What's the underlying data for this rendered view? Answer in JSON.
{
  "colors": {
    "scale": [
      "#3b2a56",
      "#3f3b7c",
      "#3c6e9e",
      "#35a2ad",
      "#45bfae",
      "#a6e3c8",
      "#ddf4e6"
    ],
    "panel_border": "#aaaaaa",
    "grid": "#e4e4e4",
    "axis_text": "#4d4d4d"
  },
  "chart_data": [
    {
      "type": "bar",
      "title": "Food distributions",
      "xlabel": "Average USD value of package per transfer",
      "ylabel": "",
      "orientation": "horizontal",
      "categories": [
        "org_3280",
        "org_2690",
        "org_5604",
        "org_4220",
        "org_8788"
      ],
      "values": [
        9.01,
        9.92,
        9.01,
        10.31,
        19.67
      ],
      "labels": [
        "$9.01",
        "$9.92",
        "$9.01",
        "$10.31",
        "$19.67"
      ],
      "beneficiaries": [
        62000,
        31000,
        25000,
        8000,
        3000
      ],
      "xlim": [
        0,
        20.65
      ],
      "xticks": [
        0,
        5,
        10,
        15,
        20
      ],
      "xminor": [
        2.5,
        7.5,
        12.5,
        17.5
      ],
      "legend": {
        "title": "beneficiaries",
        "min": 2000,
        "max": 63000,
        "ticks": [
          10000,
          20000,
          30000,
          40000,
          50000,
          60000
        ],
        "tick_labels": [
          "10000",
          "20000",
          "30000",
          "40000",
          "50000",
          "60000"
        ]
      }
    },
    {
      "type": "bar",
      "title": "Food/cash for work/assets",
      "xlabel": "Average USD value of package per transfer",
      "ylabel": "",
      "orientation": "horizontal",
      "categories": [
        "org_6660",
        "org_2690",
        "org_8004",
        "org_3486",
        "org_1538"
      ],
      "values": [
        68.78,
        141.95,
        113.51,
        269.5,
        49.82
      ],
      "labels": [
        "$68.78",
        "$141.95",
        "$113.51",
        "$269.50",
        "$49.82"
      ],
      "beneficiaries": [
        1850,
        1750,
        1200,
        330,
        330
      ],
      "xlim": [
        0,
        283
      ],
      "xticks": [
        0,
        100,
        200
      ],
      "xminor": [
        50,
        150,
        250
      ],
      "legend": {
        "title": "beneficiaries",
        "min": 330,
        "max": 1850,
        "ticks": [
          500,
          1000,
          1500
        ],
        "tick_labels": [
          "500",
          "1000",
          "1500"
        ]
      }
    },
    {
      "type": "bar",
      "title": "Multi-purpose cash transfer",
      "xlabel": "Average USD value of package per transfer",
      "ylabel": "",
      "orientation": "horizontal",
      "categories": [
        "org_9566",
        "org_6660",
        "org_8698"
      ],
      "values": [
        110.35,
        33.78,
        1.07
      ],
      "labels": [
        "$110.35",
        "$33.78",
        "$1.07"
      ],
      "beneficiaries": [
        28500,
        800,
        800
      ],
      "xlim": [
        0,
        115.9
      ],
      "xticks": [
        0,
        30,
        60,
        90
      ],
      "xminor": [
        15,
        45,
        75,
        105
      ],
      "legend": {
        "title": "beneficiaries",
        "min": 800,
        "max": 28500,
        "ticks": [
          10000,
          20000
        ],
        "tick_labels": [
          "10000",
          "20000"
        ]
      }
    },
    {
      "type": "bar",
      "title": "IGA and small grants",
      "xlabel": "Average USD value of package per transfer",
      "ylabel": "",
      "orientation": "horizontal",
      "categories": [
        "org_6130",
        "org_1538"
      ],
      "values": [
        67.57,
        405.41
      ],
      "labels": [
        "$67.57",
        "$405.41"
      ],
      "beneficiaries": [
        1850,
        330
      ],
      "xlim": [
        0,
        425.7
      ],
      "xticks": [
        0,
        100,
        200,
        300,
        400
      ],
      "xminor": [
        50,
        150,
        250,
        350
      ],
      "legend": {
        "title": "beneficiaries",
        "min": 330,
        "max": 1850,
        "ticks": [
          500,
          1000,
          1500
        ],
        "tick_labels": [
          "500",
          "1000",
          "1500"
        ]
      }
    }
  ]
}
----------
• [DESCRIPTION OF THE TASK]
Each entry above needs to be retyped exactly.

• [THE SOLUTION]
What's the underlying data for this rendered view? Answer in JSON.
{
  "colors": {
    "scale": [
      "#3b2a56",
      "#3f3b7c",
      "#3c6e9e",
      "#35a2ad",
      "#45bfae",
      "#a6e3c8",
      "#ddf4e6"
    ],
    "panel_border": "#aaaaaa",
    "grid": "#e4e4e4",
    "axis_text": "#4d4d4d"
  },
  "chart_data": [
    {
      "type": "bar",
      "title": "Food distributions",
      "xlabel": "Average USD value of package per transfer",
      "ylabel": "",
      "orientation": "horizontal",
      "categories": [
        "org_3280",
        "org_2690",
        "org_5604",
        "org_4220",
        "org_8788"
      ],
      "values": [
        9.01,
        9.92,
        9.01,
        10.31,
        19.67
      ],
      "labels": [
        "$9.01",
        "$9.92",
        "$9.01",
        "$10.31",
        "$19.67"
      ],
      "beneficiaries": [
        62000,
        31000,
        25000,
        8000,
        3000
      ],
      "xlim": [
        0,
        20.65
      ],
      "xticks": [
        0,
        5,
        10,
        15,
        20
      ],
      "xminor": [
        2.5,
        7.5,
        12.5,
        17.5
      ],
      "legend": {
        "title": "beneficiaries",
        "min": 2000,
        "max": 63000,
        "ticks": [
          10000,
          20000,
          30000,
          40000,
          50000,
          60000
        ],
        "tick_labels": [
          "10000",
          "20000",
          "30000",
          "40000",
          "50000",
          "60000"
        ]
      }
    },
    {
      "type": "bar",
      "title": "Food/cash for work/assets",
      "xlabel": "Average USD value of package per transfer",
      "ylabel": "",
      "orientation": "horizontal",
      "categories": [
        "org_6660",
        "org_2690",
        "org_8004",
        "org_3486",
        "org_1538"
      ],
      "values": [
        68.78,
        141.95,
        113.51,
        269.5,
        49.82
      ],
      "labels": [
        "$68.78",
        "$141.95",
        "$113.51",
        "$269.50",
        "$49.82"
      ],
      "beneficiaries": [
        1850,
        1750,
        1200,
        330,
        330
      ],
      "xlim": [
        0,
        283
      ],
      "xticks": [
        0,
        100,
        200
      ],
      "xminor": [
        50,
        150,
        250
      ],
      "legend": {
        "title": "beneficiaries",
        "min": 330,
        "max": 1850,
        "ticks": [
          500,
          1000,
          1500
        ],
        "tick_labels": [
          "500",
          "1000",
          "1500"
        ]
      }
    },
    {
      "type": "bar",
      "title": "Multi-purpose cash transfer",
      "xlabel": "Average USD value of package per transfer",
      "ylabel": "",
      "orientation": "horizontal",
      "categories": [
        "org_9566",
        "org_6660",
        "org_8698"
      ],
      "values": [
        110.35,
        33.78,
        1.07
      ],
      "labels": [
        "$110.35",
        "$33.78",
        "$1.07"
      ],
      "beneficiaries": [
        28500,
        800,
        800
      ],
      "xlim": [
        0,
        115.9
      ],
      "xticks": [
        0,
        30,
        60,
        90
      ],
      "xminor": [
        15,
        45,
        75,
        105
      ],
      "legend": {
        "title": "beneficiaries",
        "min": 800,
        "max": 28500,
        "ticks": [
          10000,
          20000
        ],
        "tick_labels": [
          "10000",
          "20000"
        ]
      }
    },
    {
      "type": "bar",
      "title": "IGA and small grants",
      "xlabel": "Average USD value of package per transfer",
      "ylabel": "",
      "orientation": "horizontal",
      "categories": [
        "org_6130",
        "org_1538"
      ],
      "values": [
        67.57,
        405.41
      ],
      "labels": [
        "$67.57",
        "$405.41"
      ],
      "beneficiaries": [
        1850,
        330
      ],
      "xlim": [
        0,
        425.7
      ],
      "xticks": [
        0,
        100,
        200,
        300,
        400
      ],
      "xminor": [
        50,
        150,
        250,
        350
      ],
      "legend": {
        "title": "beneficiaries",
        "min": 330,
        "max": 1850,
        "ticks": [
          500,
          1000,
          1500
        ],
        "tick_labels": [
          "500",
          "1000",
          "1500"
        ]
      }
    }
  ]
}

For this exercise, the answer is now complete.